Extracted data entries
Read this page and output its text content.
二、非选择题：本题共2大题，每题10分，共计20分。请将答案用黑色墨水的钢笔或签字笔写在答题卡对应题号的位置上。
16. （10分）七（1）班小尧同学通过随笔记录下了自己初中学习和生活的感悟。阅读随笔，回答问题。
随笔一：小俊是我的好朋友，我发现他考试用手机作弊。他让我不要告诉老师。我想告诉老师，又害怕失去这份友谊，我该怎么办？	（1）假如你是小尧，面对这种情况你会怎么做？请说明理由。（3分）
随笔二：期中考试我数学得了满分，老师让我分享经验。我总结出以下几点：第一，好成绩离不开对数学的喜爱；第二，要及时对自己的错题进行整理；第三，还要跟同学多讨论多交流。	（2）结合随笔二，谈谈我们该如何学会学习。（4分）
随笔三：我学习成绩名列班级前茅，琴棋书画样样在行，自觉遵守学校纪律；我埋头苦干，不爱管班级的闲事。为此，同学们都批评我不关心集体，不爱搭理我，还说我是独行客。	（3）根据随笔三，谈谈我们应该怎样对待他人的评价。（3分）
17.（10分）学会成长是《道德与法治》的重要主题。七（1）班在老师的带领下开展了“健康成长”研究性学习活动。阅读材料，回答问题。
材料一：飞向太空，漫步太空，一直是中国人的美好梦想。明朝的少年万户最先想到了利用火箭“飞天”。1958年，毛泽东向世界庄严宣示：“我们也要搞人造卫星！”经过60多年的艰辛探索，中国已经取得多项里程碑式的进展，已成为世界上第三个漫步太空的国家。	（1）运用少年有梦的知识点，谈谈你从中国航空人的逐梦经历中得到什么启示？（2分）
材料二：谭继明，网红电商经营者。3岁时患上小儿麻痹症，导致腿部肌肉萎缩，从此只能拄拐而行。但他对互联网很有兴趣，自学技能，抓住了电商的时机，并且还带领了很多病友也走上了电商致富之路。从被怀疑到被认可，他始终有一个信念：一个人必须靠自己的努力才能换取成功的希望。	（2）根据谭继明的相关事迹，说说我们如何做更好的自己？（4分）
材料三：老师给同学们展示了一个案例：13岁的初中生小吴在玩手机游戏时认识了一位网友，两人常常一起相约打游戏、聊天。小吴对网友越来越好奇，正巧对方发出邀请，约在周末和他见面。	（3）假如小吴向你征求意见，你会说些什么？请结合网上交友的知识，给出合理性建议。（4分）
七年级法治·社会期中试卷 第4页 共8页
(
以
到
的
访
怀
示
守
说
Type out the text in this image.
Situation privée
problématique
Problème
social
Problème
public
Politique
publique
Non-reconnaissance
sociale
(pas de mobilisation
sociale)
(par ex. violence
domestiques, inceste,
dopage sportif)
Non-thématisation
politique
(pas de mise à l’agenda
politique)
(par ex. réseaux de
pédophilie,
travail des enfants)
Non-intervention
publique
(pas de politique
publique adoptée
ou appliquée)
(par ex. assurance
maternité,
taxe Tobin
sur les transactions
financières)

SET PROBLEM
Print all of the entries exactly as they are written.

PROBLEM SOLUTION
Read this page and output its text content.
二、非选择题：本题共2大题，每题10分，共计20分。请将答案用黑色墨水的钢笔或签字笔写在答题卡对应题号的位置上。
16. （10分）七（1）班小尧同学通过随笔记录下了自己初中学习和生活的感悟。阅读随笔，回答问题。
随笔一：小俊是我的好朋友，我发现他考试用手机作弊。他让我不要告诉老师。我想告诉老师，又害怕失去这份友谊，我该怎么办？	（1）假如你是小尧，面对这种情况你会怎么做？请说明理由。（3分）
随笔二：期中考试我数学得了满分，老师让我分享经验。我总结出以下几点：第一，好成绩离不开对数学的喜爱；第二，要及时对自己的错题进行整理；第三，还要跟同学多讨论多交流。	（2）结合随笔二，谈谈我们该如何学会学习。（4分）
随笔三：我学习成绩名列班级前茅，琴棋书画样样在行，自觉遵守学校纪律；我埋头苦干，不爱管班级的闲事。为此，同学们都批评我不关心集体，不爱搭理我，还说我是独行客。	（3）根据随笔三，谈谈我们应该怎样对待他人的评价。（3分）
17.（10分）学会成长是《道德与法治》的重要主题。七（1）班在老师的带领下开展了“健康成长”研究性学习活动。阅读材料，回答问题。
材料一：飞向太空，漫步太空，一直是中国人的美好梦想。明朝的少年万户最先想到了利用火箭“飞天”。1958年，毛泽东向世界庄严宣示：“我们也要搞人造卫星！”经过60多年的艰辛探索，中国已经取得多项里程碑式的进展，已成为世界上第三个漫步太空的国家。	（1）运用少年有梦的知识点，谈谈你从中国航空人的逐梦经历中得到什么启示？（2分）
材料二：谭继明，网红电商经营者。3岁时患上小儿麻痹症，导致腿部肌肉萎缩，从此只能拄拐而行。但他对互联网很有兴趣，自学技能，抓住了电商的时机，并且还带领了很多病友也走上了电商致富之路。从被怀疑到被认可，他始终有一个信念：一个人必须靠自己的努力才能换取成功的希望。	（2）根据谭继明的相关事迹，说说我们如何做更好的自己？（4分）
材料三：老师给同学们展示了一个案例：13岁的初中生小吴在玩手机游戏时认识了一位网友，两人常常一起相约打游戏、聊天。小吴对网友越来越好奇，正巧对方发出邀请，约在周末和他见面。	（3）假如小吴向你征求意见，你会说些什么？请结合网上交友的知识，给出合理性建议。（4分）
七年级法治·社会期中试卷 第4页 共8页
(
以
到
的
访
怀
示
守
说
Type out the text in this image.
Situation privée
problématique
Problème
social
Problème
public
Politique
publique
Non-reconnaissance
sociale
(pas de mobilisation
sociale)
(par ex. violence
domestiques, inceste,
dopage sportif)
Non-thématisation
politique
(pas de mise à l’agenda
politique)
(par ex. réseaux de
pédophilie,
travail des enfants)
Non-intervention
publique
(pas de politique
publique adoptée
ou appliquée)
(par ex. assurance
maternité,
taxe Tobin
sur les transactions
financières)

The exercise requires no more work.